[Yapılacaklar]:
[a] Türkiye’deki siyasi kamplaşmalar üzerine olan yazıya göre şu ifadelerin her biri için evet ya da hayır deyin ve kararı belirleyen sözleri yazıdan aynen alıntılayın: (i) MHP o yıllarda ABD safında yer alıyordu. (ii) Erbakan, Rusya’yı alternatif olarak görmüştü. (iii) O zamanlar Avrupa sokak hareketlerinde çok gündemdeydi.
[b] Türkiye’deki siyasi kamplaşmalar üzerine olan yazının devamını, son cümlesinin ardından gelecek biçimde yazın.

[Belge bölümü]:
• • • •
Tam bağımsız devlet var mı?

Elbruz46

Müdavim
Müdavim
Katılım
22 Şubat 2008
Mesajlar
11,931
Reaksiyon puanı
1,338
Puanları
293
Tam bağımsız devlet var mı?


Türkiye’nin siyasî kamplaşmalarına dünden bugüne baktığımızda, siyasî hareketlerin tamamen dış yönlendirmelerle şekillendiğini, bütün siyasî mücadelelerin de hep aynı tartışmadan kaynaklandığını görüyoruz: Hangi safta yer alalım?

Amerika ile Rusya’nın birbirlerini tehdit ederek -ama asla savaşmayarak- oluşturdukları iki kutuplu dünya düzeninde, yani “soğuk savaş” yıllarında, Türkiye’deki siyasî akımlar ve sokak hareketleri de bu tartışma etrafında şekilleniyordu: Hangi safta yer alalım?

12 Eylül’den önce, Türkiye’nin bir kısmı Rusya’yı model olarak alıyordu, diğer bir kısmı da Amerika’yı. “Ne ABD, ne Rusya; tam bağımsız Türkiye” sloganı atıp duranlar, Çin’e laf söyletmiyorlardı meselâ…

Merkez sağ, komünizmi “din düşmanı” olarak gördüğü için her zaman ABD’ye daha yakın duruyor, Demirel bazen ABD çizgisinden sapıp Rusya ile işbirliğine yeltenince de, adı konmayan bir sarsıntı yaşanıyordu… Milliyetçi cephede duran MHP de -o yıllarda- tamamen ABD safında yer alıyordu.

Millî Görüş lideri Erbakan ise, ABD karşıtı bir siyasî çizgi geliştirmiş, ancak Rusya’yı ya da Çin’i de alternatif olarak görmemiş, rotasını İslâm ülkelerine çevirmişti. Oysa, “İslâm ülkeleri” dediği devletlerin bir kısmı ABD, bir kısmı da Avrupa ve Rusya’nın nüfuz alanı içindeydi… Yani “İslâm ülkeleri” de zaten mevcut kamplar arasında paylaştırılmış durumdaydı; müstakil bir ittifak değildi…

O zamanlar Avrupa sokak hareketlerinde bu kadar gündemde değildi.
• • • •
[Sağlanan malzeme]:
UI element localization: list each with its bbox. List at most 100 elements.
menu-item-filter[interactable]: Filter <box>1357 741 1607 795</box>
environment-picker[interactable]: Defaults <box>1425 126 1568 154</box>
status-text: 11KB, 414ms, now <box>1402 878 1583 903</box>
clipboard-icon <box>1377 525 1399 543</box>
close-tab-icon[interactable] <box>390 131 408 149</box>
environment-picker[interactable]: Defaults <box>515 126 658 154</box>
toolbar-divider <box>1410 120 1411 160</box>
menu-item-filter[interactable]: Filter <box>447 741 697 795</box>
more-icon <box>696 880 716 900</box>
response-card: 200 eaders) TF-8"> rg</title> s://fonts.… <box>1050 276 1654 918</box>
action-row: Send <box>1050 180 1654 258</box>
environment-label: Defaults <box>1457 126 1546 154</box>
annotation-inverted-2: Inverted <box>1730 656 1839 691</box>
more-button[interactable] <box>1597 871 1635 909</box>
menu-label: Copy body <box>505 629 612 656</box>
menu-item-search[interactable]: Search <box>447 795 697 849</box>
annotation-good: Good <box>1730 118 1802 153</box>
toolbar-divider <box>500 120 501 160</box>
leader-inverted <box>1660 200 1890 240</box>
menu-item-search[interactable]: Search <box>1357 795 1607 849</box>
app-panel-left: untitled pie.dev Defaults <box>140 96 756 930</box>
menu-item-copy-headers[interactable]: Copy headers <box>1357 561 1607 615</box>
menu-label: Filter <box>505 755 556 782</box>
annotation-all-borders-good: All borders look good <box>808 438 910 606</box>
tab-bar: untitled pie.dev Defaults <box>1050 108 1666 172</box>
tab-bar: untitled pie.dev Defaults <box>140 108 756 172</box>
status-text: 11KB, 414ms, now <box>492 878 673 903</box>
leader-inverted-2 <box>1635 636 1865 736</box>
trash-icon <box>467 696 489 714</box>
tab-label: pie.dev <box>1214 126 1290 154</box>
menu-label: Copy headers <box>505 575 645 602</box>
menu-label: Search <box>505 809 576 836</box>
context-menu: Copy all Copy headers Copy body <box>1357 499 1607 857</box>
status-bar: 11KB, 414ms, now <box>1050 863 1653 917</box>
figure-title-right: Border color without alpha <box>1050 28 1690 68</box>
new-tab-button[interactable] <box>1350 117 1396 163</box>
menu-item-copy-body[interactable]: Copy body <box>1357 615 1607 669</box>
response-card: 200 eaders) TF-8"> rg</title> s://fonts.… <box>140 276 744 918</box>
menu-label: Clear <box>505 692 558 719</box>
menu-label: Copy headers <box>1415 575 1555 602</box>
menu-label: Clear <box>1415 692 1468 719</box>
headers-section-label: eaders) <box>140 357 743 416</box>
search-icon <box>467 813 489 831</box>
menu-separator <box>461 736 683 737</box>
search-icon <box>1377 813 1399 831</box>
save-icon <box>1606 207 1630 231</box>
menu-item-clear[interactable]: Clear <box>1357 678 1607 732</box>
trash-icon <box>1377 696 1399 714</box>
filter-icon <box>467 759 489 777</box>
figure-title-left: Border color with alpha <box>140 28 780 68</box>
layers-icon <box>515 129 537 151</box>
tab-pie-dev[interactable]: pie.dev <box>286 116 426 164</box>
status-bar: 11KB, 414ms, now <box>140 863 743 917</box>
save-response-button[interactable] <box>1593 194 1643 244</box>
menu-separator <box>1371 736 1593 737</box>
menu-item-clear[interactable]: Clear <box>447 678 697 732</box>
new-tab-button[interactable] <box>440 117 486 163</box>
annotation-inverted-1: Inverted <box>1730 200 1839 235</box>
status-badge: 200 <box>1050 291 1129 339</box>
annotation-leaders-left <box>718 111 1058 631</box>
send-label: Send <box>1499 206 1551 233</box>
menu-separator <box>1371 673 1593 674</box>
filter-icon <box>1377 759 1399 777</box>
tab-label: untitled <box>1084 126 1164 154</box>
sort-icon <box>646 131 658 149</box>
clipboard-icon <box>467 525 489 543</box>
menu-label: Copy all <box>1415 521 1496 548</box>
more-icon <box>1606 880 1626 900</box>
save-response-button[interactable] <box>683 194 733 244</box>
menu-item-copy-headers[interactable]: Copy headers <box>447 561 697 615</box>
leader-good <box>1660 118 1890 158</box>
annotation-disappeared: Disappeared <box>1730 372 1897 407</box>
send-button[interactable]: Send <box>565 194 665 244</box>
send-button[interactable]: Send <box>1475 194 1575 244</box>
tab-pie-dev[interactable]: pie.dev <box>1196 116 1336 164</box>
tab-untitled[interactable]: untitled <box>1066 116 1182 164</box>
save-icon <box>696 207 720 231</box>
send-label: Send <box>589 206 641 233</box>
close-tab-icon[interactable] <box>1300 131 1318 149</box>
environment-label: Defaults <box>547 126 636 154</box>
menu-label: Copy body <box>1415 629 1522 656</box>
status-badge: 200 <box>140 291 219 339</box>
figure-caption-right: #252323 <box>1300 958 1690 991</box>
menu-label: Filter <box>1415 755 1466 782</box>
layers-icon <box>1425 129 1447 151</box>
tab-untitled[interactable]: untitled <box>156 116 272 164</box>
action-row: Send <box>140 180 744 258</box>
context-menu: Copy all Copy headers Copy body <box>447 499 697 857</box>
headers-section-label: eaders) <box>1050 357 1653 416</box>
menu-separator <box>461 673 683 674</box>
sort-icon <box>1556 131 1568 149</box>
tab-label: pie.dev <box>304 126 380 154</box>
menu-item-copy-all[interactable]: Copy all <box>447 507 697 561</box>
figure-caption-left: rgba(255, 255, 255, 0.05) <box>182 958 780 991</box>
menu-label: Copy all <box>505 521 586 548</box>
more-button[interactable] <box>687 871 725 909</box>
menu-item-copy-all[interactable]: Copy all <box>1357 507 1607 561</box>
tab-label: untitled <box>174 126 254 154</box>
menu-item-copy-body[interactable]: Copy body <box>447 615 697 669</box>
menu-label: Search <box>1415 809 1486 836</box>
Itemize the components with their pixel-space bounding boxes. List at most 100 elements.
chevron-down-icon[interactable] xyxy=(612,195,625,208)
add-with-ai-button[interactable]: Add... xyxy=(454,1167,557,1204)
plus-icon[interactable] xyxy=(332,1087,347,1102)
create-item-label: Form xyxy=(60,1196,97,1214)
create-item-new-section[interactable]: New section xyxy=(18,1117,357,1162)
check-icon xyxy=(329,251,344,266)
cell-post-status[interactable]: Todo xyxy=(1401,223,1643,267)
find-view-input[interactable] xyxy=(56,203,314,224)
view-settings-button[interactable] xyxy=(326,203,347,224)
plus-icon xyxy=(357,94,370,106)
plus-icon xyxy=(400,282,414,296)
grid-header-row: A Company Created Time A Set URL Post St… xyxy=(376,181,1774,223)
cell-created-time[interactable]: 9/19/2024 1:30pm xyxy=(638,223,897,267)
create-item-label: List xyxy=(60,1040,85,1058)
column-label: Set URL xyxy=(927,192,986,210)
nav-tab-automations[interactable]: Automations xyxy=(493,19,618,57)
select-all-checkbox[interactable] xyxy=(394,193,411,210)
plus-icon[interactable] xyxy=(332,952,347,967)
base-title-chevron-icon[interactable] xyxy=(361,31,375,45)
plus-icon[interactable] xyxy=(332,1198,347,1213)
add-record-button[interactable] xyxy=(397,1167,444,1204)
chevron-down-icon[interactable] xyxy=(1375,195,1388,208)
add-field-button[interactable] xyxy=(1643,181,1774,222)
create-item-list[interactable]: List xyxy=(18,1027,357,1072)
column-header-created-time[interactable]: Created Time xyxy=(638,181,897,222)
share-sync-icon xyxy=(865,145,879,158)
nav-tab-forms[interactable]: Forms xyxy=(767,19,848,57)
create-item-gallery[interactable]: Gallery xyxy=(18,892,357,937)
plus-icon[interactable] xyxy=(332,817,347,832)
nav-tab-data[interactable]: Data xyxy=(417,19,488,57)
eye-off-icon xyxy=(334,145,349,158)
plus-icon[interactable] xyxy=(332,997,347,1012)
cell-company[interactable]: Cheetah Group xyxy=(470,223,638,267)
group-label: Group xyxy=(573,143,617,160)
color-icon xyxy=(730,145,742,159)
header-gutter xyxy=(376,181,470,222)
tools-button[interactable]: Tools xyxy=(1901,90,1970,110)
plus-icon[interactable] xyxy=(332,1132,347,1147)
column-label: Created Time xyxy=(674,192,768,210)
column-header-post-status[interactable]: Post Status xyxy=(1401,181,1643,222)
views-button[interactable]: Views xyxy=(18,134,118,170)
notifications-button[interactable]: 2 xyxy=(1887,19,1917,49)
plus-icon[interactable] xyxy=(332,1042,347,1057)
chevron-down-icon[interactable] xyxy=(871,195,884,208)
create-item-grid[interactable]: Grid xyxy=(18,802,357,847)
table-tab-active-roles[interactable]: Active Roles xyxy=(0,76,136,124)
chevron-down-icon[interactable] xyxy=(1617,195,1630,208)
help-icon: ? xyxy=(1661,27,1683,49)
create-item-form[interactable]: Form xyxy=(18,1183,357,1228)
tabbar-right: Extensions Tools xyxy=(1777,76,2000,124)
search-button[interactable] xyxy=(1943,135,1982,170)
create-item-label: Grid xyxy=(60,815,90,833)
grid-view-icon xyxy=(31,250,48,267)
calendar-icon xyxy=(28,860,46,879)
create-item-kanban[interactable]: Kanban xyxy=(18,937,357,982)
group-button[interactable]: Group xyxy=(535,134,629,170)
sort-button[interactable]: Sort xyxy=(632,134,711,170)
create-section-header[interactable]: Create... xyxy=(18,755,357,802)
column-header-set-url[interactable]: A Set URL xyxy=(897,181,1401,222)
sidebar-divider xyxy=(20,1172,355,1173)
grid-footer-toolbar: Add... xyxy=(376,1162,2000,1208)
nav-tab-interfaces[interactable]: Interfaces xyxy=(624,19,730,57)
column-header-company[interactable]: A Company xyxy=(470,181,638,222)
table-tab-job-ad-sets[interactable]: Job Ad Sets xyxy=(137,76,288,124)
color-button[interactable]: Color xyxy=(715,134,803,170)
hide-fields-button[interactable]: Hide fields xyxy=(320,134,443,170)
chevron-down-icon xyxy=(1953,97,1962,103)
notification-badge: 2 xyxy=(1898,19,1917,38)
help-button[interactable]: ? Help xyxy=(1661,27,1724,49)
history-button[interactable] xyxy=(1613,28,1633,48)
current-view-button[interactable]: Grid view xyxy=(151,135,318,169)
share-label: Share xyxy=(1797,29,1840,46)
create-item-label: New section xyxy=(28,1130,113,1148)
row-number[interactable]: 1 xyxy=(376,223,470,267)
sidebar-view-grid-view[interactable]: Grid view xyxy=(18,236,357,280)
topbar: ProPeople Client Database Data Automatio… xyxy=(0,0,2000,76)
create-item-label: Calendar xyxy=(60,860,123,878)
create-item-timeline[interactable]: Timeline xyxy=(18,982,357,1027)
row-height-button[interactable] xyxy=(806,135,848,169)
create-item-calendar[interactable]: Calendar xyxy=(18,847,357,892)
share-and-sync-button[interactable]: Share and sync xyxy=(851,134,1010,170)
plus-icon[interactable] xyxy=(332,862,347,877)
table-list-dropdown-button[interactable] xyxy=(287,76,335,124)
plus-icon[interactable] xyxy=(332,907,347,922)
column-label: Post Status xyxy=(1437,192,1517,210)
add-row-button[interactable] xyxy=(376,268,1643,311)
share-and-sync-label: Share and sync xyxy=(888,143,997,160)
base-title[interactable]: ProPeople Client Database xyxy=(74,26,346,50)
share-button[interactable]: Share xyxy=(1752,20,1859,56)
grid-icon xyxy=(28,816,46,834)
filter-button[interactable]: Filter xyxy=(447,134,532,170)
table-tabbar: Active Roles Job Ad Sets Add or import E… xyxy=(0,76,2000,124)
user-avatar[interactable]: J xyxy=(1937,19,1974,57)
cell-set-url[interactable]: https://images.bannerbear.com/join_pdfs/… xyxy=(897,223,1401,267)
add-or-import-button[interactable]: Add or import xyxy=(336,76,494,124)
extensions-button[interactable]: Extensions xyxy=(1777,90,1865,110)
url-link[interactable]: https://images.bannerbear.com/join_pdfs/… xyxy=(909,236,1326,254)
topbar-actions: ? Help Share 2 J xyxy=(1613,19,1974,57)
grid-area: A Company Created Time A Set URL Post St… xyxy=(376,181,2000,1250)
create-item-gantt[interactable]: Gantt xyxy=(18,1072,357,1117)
• • • •
[Görevlere yanıtlar]:
[a]
(i) Evet: “Milliyetçi cephede duran MHP de -o yıllarda- tamamen ABD safında yer alıyordu.”
(ii) Hayır: “ancak Rusya’yı ya da Çin’i de alternatif olarak görmemiş”
(iii) Hayır: “O zamanlar Avrupa sokak hareketlerinde bu kadar gündemde değildi.”

[b]
Aradan yıllar geçti, bizler büyüdük; ama hâlâ aynı tartışma devam ediyor: Hangi safta yer alalım? Görülüyor ki, Türkiye’nin siyasî tarihi, “hangi safta yer alalım?”ın kavgasından ibarettir…

Bugünlerin moda sloganı “Ne ABD, ne AB; tam bağımsız Türkiye…”

Bu sloganı atanlar, Rusya’yı unuttuklarından mı, taraftarı olmaya değer bulmadıklarından mı, yoksa adını gizleme ihtiyacı duyduklarından mıdır bilinmez, tartışmayı sadece 2 cepheye indirmiş durumdalar: ABD ve AB… Bunu yaparken, Amerika ile Rusya’nın aslında tam bir ittifak hâlinde hareket edip, “danışıklı dövüş” içinde olduklarını farkedebiliyorlar mı, orası da belli değil…

Son yılların en popüler sloganlarından birisi olan “Ne ABD, ne AB; tam bağımsız Türkiye” sloganı, belki pek çok kişinin kulağına hoş geliyor; ama “tam bağımsızlık ne demektir?” sorusuna ciddi bir cevap aradıklarını hiç zannetmiyorum.

Zaten, Cumhurbaşkanı seçimi sürecinde Abdullah Gül’ün adını protesto pankartlarına “ABDullah” şeklinde yazanların, bu konulara hiç kafa yormadıkları da açıkça anlaşılıyordu. Çünkü, eğer Abdullah Gül’ü ille de bir tasnife tâbi tutacaklardıysa, onun Amerika’ya değil Avrupa’ya yakın durduğunu, Amerika’nın da bu sebeple onun cumhurbaşkanı olmasından rahatsız olduğunu bilmeleri gerekirdi. Kaç kişi olduklarını saymakla meşgul olan bu “ulusalcı” kitlenin, daha kimin hangi safta olduğunu tesbit etmeyi bile beceremeden, “tam bağımsızlık”tan söz etmesi ayrı bir tartışma konusu…

Çok uzun analizler yapmak mümkün; ama mevzuyu uzatmayalım. Acaba dünyada “tam bağımsız” bir ülke var mı? Bize “tam bağımsız” bir devlet adı söyleyebilir misiniz? Hem sonra “tam bağımsızlık” ne demektir?

Teknolojinin ve ulaşımın her türlüsünün bu kadar gelişip yaygınlaştığı, dünyanın bir ucundaki herhangi bir gelişmenin dünyanın öbür ucunu dakikalar içinde etkilediği bir dönemde, hangi devlet “tam bağımsız”dır?

Bütün devletlerin birbiriyle irtibat hâlinde olduğu bir dünyada, “tam bağımsızlık” ne demektir?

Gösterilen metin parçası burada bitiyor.